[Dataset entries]

-.-.-

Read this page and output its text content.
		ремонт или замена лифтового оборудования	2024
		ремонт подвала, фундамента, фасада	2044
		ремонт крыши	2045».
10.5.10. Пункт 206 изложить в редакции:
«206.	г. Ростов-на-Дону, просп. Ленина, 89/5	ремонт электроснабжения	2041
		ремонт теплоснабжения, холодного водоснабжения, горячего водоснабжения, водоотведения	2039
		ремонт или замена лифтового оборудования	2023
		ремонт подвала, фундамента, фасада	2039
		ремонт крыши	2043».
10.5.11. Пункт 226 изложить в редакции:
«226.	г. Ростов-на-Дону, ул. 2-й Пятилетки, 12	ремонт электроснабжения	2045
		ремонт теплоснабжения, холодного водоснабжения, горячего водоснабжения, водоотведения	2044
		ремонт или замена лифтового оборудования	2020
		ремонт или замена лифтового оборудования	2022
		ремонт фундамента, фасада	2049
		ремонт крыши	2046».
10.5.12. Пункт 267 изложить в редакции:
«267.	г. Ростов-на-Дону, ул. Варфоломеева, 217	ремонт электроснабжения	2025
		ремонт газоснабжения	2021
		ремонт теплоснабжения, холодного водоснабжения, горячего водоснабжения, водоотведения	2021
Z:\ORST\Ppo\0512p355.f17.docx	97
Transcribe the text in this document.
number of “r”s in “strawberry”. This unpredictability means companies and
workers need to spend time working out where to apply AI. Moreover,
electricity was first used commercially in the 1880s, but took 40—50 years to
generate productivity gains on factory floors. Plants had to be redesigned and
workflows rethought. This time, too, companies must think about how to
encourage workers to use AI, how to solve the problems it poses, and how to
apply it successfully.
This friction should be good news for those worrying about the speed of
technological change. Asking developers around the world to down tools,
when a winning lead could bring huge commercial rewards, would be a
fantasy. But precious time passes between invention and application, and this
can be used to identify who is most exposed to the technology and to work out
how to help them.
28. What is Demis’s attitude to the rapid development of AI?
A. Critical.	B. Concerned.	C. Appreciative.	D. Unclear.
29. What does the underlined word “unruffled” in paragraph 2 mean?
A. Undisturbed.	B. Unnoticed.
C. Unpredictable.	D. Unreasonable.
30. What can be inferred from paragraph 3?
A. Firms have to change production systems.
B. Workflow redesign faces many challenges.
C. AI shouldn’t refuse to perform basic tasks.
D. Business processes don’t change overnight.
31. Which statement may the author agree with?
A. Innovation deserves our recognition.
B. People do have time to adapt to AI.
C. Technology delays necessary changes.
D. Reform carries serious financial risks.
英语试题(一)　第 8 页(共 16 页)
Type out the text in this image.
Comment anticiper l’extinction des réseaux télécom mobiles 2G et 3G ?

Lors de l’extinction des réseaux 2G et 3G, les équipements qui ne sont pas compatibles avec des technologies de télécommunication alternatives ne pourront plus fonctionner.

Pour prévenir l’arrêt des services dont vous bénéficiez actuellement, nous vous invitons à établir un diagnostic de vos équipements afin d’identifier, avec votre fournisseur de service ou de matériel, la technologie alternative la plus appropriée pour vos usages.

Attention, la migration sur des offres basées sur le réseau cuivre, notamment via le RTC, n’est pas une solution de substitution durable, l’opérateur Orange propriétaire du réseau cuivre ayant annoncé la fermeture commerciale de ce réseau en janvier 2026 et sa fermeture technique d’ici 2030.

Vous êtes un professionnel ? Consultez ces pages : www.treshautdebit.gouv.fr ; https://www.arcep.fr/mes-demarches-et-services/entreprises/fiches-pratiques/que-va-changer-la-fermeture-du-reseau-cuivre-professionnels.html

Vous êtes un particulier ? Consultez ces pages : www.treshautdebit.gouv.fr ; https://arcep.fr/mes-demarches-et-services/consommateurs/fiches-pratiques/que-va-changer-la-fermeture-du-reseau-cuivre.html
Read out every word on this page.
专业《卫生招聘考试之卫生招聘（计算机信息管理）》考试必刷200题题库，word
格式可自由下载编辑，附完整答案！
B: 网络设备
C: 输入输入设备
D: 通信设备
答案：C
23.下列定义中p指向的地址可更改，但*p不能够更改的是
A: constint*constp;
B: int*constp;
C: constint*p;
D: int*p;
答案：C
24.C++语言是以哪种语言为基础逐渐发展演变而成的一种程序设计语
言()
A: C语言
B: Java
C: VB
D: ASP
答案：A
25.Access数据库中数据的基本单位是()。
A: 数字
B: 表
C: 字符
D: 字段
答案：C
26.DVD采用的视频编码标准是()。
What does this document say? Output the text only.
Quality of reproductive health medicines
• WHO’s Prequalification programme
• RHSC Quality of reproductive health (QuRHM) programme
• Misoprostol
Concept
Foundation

-.-.-

▶ _What is expected_: Quote the material exactly, leaving nothing out.

▶ _Task output_:
Read this page and output its text content.
		ремонт или замена лифтового оборудования	2024
		ремонт подвала, фундамента, фасада	2044
		ремонт крыши	2045».
10.5.10. Пункт 206 изложить в редакции:
«206.	г. Ростов-на-Дону, просп. Ленина, 89/5	ремонт электроснабжения	2041
		ремонт теплоснабжения, холодного водоснабжения, горячего водоснабжения, водоотведения	2039
		ремонт или замена лифтового оборудования	2023
		ремонт подвала, фундамента, фасада	2039
		ремонт крыши	2043».
10.5.11. Пункт 226 изложить в редакции:
«226.	г. Ростов-на-Дону, ул. 2-й Пятилетки, 12	ремонт электроснабжения	2045
		ремонт теплоснабжения, холодного водоснабжения, горячего водоснабжения, водоотведения	2044
		ремонт или замена лифтового оборудования	2020
		ремонт или замена лифтового оборудования	2022
		ремонт фундамента, фасада	2049
		ремонт крыши	2046».
10.5.12. Пункт 267 изложить в редакции:
«267.	г. Ростов-на-Дону, ул. Варфоломеева, 217	ремонт электроснабжения	2025
		ремонт газоснабжения	2021
		ремонт теплоснабжения, холодного водоснабжения, горячего водоснабжения, водоотведения	2021
Z:\ORST\Ppo\0512p355.f17.docx	97
Transcribe the text in this document.
number of “r”s in “strawberry”. This unpredictability means companies and
workers need to spend time working out where to apply AI. Moreover,
electricity was first used commercially in the 1880s, but took 40—50 years to
generate productivity gains on factory floors. Plants had to be redesigned and
workflows rethought. This time, too, companies must think about how to
encourage workers to use AI, how to solve the problems it poses, and how to
apply it successfully.
This friction should be good news for those worrying about the speed of
technological change. Asking developers around the world to down tools,
when a winning lead could bring huge commercial rewards, would be a
fantasy. But precious time passes between invention and application, and this
can be used to identify who is most exposed to the technology and to work out
how to help them.
28. What is Demis’s attitude to the rapid development of AI?
A. Critical.	B. Concerned.	C. Appreciative.	D. Unclear.
29. What does the underlined word “unruffled” in paragraph 2 mean?
A. Undisturbed.	B. Unnoticed.
C. Unpredictable.	D. Unreasonable.
30. What can be inferred from paragraph 3?
A. Firms have to change production systems.
B. Workflow redesign faces many challenges.
C. AI shouldn’t refuse to perform basic tasks.
D. Business processes don’t change overnight.
31. Which statement may the author agree with?
A. Innovation deserves our recognition.
B. People do have time to adapt to AI.
C. Technology delays necessary changes.
D. Reform carries serious financial risks.
英语试题(一)　第 8 页(共 16 页)
Type out the text in this image.
Comment anticiper l’extinction des réseaux télécom mobiles 2G et 3G ?

Lors de l’extinction des réseaux 2G et 3G, les équipements qui ne sont pas compatibles avec des technologies de télécommunication alternatives ne pourront plus fonctionner.

Pour prévenir l’arrêt des services dont vous bénéficiez actuellement, nous vous invitons à établir un diagnostic de vos équipements afin d’identifier, avec votre fournisseur de service ou de matériel, la technologie alternative la plus appropriée pour vos usages.

Attention, la migration sur des offres basées sur le réseau cuivre, notamment via le RTC, n’est pas une solution de substitution durable, l’opérateur Orange propriétaire du réseau cuivre ayant annoncé la fermeture commerciale de ce réseau en janvier 2026 et sa fermeture technique d’ici 2030.

Vous êtes un professionnel ? Consultez ces pages : www.treshautdebit.gouv.fr ; https://www.arcep.fr/mes-demarches-et-services/entreprises/fiches-pratiques/que-va-changer-la-fermeture-du-reseau-cuivre-professionnels.html

Vous êtes un particulier ? Consultez ces pages : www.treshautdebit.gouv.fr ; https://arcep.fr/mes-demarches-et-services/consommateurs/fiches-pratiques/que-va-changer-la-fermeture-du-reseau-cuivre.html
Read out every word on this page.
专业《卫生招聘考试之卫生招聘（计算机信息管理）》考试必刷200题题库，word
格式可自由下载编辑，附完整答案！
B: 网络设备
C: 输入输入设备
D: 通信设备
答案：C
23.下列定义中p指向的地址可更改，但*p不能够更改的是
A: constint*constp;
B: int*constp;
C: constint*p;
D: int*p;
答案：C
24.C++语言是以哪种语言为基础逐渐发展演变而成的一种程序设计语
言()
A: C语言
B: Java
C: VB
D: ASP
答案：A
25.Access数据库中数据的基本单位是()。
A: 数字
B: 表
C: 字符
D: 字段
答案：C
26.DVD采用的视频编码标准是()。
What does this document say? Output the text only.
Quality of reproductive health medicines
• WHO’s Prequalification programme
• RHSC Quality of reproductive health (QuRHM) programme
• Misoprostol
Concept
Foundation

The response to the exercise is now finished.